Goal:
Scan the lines below; pull out those with "населения".

** Start of Stored rows **

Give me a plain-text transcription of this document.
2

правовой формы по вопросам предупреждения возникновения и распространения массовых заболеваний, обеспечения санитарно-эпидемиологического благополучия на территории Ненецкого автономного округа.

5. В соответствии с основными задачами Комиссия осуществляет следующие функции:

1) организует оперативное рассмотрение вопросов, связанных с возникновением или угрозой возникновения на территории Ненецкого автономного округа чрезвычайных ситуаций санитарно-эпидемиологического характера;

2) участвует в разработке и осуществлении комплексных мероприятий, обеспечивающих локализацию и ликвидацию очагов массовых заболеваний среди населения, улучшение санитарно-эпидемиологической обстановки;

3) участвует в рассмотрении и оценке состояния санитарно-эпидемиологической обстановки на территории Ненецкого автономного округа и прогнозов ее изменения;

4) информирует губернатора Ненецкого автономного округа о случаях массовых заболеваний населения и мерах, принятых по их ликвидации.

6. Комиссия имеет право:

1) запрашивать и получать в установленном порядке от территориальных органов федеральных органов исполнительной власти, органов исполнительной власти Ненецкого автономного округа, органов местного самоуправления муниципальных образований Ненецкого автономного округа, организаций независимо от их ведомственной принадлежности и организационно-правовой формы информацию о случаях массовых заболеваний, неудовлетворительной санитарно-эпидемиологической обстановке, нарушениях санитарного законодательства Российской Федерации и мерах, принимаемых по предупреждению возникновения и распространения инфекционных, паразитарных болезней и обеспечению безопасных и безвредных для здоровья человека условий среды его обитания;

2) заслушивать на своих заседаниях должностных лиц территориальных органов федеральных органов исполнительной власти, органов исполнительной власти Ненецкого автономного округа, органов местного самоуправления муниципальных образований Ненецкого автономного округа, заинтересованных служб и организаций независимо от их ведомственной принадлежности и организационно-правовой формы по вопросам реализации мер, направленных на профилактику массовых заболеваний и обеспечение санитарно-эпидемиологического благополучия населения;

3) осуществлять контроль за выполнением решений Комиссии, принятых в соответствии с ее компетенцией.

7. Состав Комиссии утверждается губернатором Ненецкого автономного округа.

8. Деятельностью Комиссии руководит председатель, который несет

** End of Stored rows **

Result of the task:
2) участвует в разработке и осуществлении комплексных мероприятий, обеспечивающих локализацию и ликвидацию очагов массовых заболеваний среди населения, улучшение санитарно-эпидемиологической обстановки;
4) информирует губернатора Ненецкого автономного округа о случаях массовых заболеваний населения и мерах, принятых по их ликвидации.
2) заслушивать на своих заседаниях должностных лиц территориальных органов федеральных органов исполнительной власти, органов исполнительной власти Ненецкого автономного округа, органов местного самоуправления муниципальных образований Ненецкого автономного округа, заинтересованных служб и организаций независимо от их ведомственной принадлежности и организационно-правовой формы по вопросам реализации мер, направленных на профилактику массовых заболеваний и обеспечение санитарно-эпидемиологического благополучия населения;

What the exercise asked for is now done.